Records
####################

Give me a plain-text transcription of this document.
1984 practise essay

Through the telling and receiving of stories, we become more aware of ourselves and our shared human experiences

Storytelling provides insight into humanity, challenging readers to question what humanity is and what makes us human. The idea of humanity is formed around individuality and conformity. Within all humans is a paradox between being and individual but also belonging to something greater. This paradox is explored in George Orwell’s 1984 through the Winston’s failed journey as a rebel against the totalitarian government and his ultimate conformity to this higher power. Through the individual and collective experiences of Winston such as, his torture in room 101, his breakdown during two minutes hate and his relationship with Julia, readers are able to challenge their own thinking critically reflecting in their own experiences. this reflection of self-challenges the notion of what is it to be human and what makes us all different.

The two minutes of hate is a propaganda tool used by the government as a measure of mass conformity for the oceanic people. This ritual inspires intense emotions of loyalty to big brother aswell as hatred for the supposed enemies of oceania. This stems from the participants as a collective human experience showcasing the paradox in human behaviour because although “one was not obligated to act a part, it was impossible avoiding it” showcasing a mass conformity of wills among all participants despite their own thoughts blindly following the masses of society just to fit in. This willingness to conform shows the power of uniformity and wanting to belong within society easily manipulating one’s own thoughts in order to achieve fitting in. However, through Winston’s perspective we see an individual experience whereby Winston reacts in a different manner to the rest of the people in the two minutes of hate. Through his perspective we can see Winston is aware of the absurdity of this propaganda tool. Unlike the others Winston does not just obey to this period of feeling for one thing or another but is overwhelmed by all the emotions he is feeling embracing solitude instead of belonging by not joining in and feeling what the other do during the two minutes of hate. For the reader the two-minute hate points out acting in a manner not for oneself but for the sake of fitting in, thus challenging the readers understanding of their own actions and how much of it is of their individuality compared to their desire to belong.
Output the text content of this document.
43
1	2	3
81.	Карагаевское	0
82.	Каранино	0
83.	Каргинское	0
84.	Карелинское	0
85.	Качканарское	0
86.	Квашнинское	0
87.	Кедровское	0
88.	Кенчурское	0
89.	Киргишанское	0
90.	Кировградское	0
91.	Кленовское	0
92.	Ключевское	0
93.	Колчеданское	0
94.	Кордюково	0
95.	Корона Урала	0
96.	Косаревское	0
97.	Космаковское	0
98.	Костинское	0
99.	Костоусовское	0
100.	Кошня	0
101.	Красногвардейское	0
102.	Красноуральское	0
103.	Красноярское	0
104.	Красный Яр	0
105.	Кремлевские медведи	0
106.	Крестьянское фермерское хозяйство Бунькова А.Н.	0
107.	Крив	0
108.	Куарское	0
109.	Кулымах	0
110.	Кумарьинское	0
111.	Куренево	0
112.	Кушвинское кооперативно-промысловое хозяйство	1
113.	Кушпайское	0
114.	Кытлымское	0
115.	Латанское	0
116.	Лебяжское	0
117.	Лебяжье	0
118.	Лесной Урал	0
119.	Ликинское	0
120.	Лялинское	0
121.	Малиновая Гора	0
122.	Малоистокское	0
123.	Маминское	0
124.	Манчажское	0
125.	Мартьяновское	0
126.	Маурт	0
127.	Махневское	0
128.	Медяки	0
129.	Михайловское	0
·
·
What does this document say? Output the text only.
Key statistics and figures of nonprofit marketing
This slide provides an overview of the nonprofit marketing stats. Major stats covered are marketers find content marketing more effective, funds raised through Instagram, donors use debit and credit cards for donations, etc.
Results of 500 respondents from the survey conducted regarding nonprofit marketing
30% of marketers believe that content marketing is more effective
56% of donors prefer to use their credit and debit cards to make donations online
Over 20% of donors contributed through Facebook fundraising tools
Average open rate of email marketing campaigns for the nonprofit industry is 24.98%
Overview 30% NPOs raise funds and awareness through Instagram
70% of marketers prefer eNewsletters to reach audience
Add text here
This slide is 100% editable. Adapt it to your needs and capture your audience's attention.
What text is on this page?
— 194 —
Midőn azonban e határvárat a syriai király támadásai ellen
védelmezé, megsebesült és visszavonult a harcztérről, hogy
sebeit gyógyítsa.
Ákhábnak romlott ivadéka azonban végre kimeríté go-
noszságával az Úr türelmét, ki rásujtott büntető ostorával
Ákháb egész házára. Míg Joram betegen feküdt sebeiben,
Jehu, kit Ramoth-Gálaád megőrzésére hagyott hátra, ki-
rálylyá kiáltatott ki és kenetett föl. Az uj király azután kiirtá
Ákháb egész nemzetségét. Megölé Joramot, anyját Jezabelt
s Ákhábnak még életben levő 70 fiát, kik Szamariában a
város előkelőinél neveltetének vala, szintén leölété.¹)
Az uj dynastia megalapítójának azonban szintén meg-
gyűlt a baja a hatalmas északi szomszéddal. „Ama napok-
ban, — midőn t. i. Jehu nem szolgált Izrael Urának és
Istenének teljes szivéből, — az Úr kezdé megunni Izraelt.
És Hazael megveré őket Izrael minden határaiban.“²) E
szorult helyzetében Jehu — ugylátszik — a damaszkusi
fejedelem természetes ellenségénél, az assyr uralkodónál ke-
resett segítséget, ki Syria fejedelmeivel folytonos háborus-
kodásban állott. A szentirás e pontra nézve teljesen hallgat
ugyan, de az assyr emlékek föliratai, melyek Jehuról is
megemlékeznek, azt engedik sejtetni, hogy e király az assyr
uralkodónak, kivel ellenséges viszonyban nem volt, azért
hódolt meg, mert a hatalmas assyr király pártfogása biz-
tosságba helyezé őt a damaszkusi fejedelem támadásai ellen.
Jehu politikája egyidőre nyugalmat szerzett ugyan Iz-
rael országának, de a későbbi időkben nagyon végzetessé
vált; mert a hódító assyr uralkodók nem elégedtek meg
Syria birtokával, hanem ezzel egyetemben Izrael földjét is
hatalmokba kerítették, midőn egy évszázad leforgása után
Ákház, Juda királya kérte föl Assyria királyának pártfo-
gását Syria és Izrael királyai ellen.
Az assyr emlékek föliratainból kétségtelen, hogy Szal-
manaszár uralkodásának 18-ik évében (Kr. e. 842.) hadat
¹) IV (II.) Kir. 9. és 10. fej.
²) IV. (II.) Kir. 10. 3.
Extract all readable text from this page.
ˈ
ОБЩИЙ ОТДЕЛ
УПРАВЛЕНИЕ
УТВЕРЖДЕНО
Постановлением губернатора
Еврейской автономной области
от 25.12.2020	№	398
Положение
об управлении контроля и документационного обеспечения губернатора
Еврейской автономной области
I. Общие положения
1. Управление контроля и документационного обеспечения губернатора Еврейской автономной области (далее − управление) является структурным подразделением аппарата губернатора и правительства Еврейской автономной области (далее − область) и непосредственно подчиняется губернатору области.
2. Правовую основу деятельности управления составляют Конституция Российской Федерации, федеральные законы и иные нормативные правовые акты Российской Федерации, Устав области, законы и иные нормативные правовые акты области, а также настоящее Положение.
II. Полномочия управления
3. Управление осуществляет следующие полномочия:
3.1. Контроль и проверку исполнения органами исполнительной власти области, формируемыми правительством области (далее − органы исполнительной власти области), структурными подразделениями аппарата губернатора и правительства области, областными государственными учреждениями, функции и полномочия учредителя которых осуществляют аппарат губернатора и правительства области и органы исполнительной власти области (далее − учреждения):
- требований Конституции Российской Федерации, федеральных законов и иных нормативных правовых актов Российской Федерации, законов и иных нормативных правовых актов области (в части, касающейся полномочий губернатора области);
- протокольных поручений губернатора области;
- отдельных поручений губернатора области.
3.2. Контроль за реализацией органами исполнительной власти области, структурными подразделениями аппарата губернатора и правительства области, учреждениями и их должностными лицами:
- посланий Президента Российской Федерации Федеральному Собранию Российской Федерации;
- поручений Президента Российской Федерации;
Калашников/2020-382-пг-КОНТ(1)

####################

§ **CHALLENGE**
Transcribe every entry exactly.

§ **RESULT BELOW**
Give me a plain-text transcription of this document.
1984 practise essay

Through the telling and receiving of stories, we become more aware of ourselves and our shared human experiences

Storytelling provides insight into humanity, challenging readers to question what humanity is and what makes us human. The idea of humanity is formed around individuality and conformity. Within all humans is a paradox between being and individual but also belonging to something greater. This paradox is explored in George Orwell’s 1984 through the Winston’s failed journey as a rebel against the totalitarian government and his ultimate conformity to this higher power. Through the individual and collective experiences of Winston such as, his torture in room 101, his breakdown during two minutes hate and his relationship with Julia, readers are able to challenge their own thinking critically reflecting in their own experiences. this reflection of self-challenges the notion of what is it to be human and what makes us all different.

The two minutes of hate is a propaganda tool used by the government as a measure of mass conformity for the oceanic people. This ritual inspires intense emotions of loyalty to big brother aswell as hatred for the supposed enemies of oceania. This stems from the participants as a collective human experience showcasing the paradox in human behaviour because although “one was not obligated to act a part, it was impossible avoiding it” showcasing a mass conformity of wills among all participants despite their own thoughts blindly following the masses of society just to fit in. This willingness to conform shows the power of uniformity and wanting to belong within society easily manipulating one’s own thoughts in order to achieve fitting in. However, through Winston’s perspective we see an individual experience whereby Winston reacts in a different manner to the rest of the people in the two minutes of hate. Through his perspective we can see Winston is aware of the absurdity of this propaganda tool. Unlike the others Winston does not just obey to this period of feeling for one thing or another but is overwhelmed by all the emotions he is feeling embracing solitude instead of belonging by not joining in and feeling what the other do during the two minutes of hate. For the reader the two-minute hate points out acting in a manner not for oneself but for the sake of fitting in, thus challenging the readers understanding of their own actions and how much of it is of their individuality compared to their desire to belong.
Output the text content of this document.
43
1	2	3
81.	Карагаевское	0
82.	Каранино	0
83.	Каргинское	0
84.	Карелинское	0
85.	Качканарское	0
86.	Квашнинское	0
87.	Кедровское	0
88.	Кенчурское	0
89.	Киргишанское	0
90.	Кировградское	0
91.	Кленовское	0
92.	Ключевское	0
93.	Колчеданское	0
94.	Кордюково	0
95.	Корона Урала	0
96.	Косаревское	0
97.	Космаковское	0
98.	Костинское	0
99.	Костоусовское	0
100.	Кошня	0
101.	Красногвардейское	0
102.	Красноуральское	0
103.	Красноярское	0
104.	Красный Яр	0
105.	Кремлевские медведи	0
106.	Крестьянское фермерское хозяйство Бунькова А.Н.	0
107.	Крив	0
108.	Куарское	0
109.	Кулымах	0
110.	Кумарьинское	0
111.	Куренево	0
112.	Кушвинское кооперативно-промысловое хозяйство	1
113.	Кушпайское	0
114.	Кытлымское	0
115.	Латанское	0
116.	Лебяжское	0
117.	Лебяжье	0
118.	Лесной Урал	0
119.	Ликинское	0
120.	Лялинское	0
121.	Малиновая Гора	0
122.	Малоистокское	0
123.	Маминское	0
124.	Манчажское	0
125.	Мартьяновское	0
126.	Маурт	0
127.	Махневское	0
128.	Медяки	0
129.	Михайловское	0
·
·
What does this document say? Output the text only.
Key statistics and figures of nonprofit marketing
This slide provides an overview of the nonprofit marketing stats. Major stats covered are marketers find content marketing more effective, funds raised through Instagram, donors use debit and credit cards for donations, etc.
Results of 500 respondents from the survey conducted regarding nonprofit marketing
30% of marketers believe that content marketing is more effective
56% of donors prefer to use their credit and debit cards to make donations online
Over 20% of donors contributed through Facebook fundraising tools
Average open rate of email marketing campaigns for the nonprofit industry is 24.98%
Overview 30% NPOs raise funds and awareness through Instagram
70% of marketers prefer eNewsletters to reach audience
Add text here
This slide is 100% editable. Adapt it to your needs and capture your audience's attention.
What text is on this page?
— 194 —
Midőn azonban e határvárat a syriai király támadásai ellen
védelmezé, megsebesült és visszavonult a harcztérről, hogy
sebeit gyógyítsa.
Ákhábnak romlott ivadéka azonban végre kimeríté go-
noszságával az Úr türelmét, ki rásujtott büntető ostorával
Ákháb egész házára. Míg Joram betegen feküdt sebeiben,
Jehu, kit Ramoth-Gálaád megőrzésére hagyott hátra, ki-
rálylyá kiáltatott ki és kenetett föl. Az uj király azután kiirtá
Ákháb egész nemzetségét. Megölé Joramot, anyját Jezabelt
s Ákhábnak még életben levő 70 fiát, kik Szamariában a
város előkelőinél neveltetének vala, szintén leölété.¹)
Az uj dynastia megalapítójának azonban szintén meg-
gyűlt a baja a hatalmas északi szomszéddal. „Ama napok-
ban, — midőn t. i. Jehu nem szolgált Izrael Urának és
Istenének teljes szivéből, — az Úr kezdé megunni Izraelt.
És Hazael megveré őket Izrael minden határaiban.“²) E
szorult helyzetében Jehu — ugylátszik — a damaszkusi
fejedelem természetes ellenségénél, az assyr uralkodónál ke-
resett segítséget, ki Syria fejedelmeivel folytonos háborus-
kodásban állott. A szentirás e pontra nézve teljesen hallgat
ugyan, de az assyr emlékek föliratai, melyek Jehuról is
megemlékeznek, azt engedik sejtetni, hogy e király az assyr
uralkodónak, kivel ellenséges viszonyban nem volt, azért
hódolt meg, mert a hatalmas assyr király pártfogása biz-
tosságba helyezé őt a damaszkusi fejedelem támadásai ellen.
Jehu politikája egyidőre nyugalmat szerzett ugyan Iz-
rael országának, de a későbbi időkben nagyon végzetessé
vált; mert a hódító assyr uralkodók nem elégedtek meg
Syria birtokával, hanem ezzel egyetemben Izrael földjét is
hatalmokba kerítették, midőn egy évszázad leforgása után
Ákház, Juda királya kérte föl Assyria királyának pártfo-
gását Syria és Izrael királyai ellen.
Az assyr emlékek föliratainból kétségtelen, hogy Szal-
manaszár uralkodásának 18-ik évében (Kr. e. 842.) hadat
¹) IV (II.) Kir. 9. és 10. fej.
²) IV. (II.) Kir. 10. 3.
Extract all readable text from this page.
ˈ
ОБЩИЙ ОТДЕЛ
УПРАВЛЕНИЕ
УТВЕРЖДЕНО
Постановлением губернатора
Еврейской автономной области
от 25.12.2020	№	398
Положение
об управлении контроля и документационного обеспечения губернатора
Еврейской автономной области
I. Общие положения
1. Управление контроля и документационного обеспечения губернатора Еврейской автономной области (далее − управление) является структурным подразделением аппарата губернатора и правительства Еврейской автономной области (далее − область) и непосредственно подчиняется губернатору области.
2. Правовую основу деятельности управления составляют Конституция Российской Федерации, федеральные законы и иные нормативные правовые акты Российской Федерации, Устав области, законы и иные нормативные правовые акты области, а также настоящее Положение.
II. Полномочия управления
3. Управление осуществляет следующие полномочия:
3.1. Контроль и проверку исполнения органами исполнительной власти области, формируемыми правительством области (далее − органы исполнительной власти области), структурными подразделениями аппарата губернатора и правительства области, областными государственными учреждениями, функции и полномочия учредителя которых осуществляют аппарат губернатора и правительства области и органы исполнительной власти области (далее − учреждения):
- требований Конституции Российской Федерации, федеральных законов и иных нормативных правовых актов Российской Федерации, законов и иных нормативных правовых актов области (в части, касающейся полномочий губернатора области);
- протокольных поручений губернатора области;
- отдельных поручений губернатора области.
3.2. Контроль за реализацией органами исполнительной власти области, структурными подразделениями аппарата губернатора и правительства области, учреждениями и их должностными лицами:
- посланий Президента Российской Федерации Федеральному Собранию Российской Федерации;
- поручений Президента Российской Федерации;
Калашников/2020-382-пг-КОНТ(1)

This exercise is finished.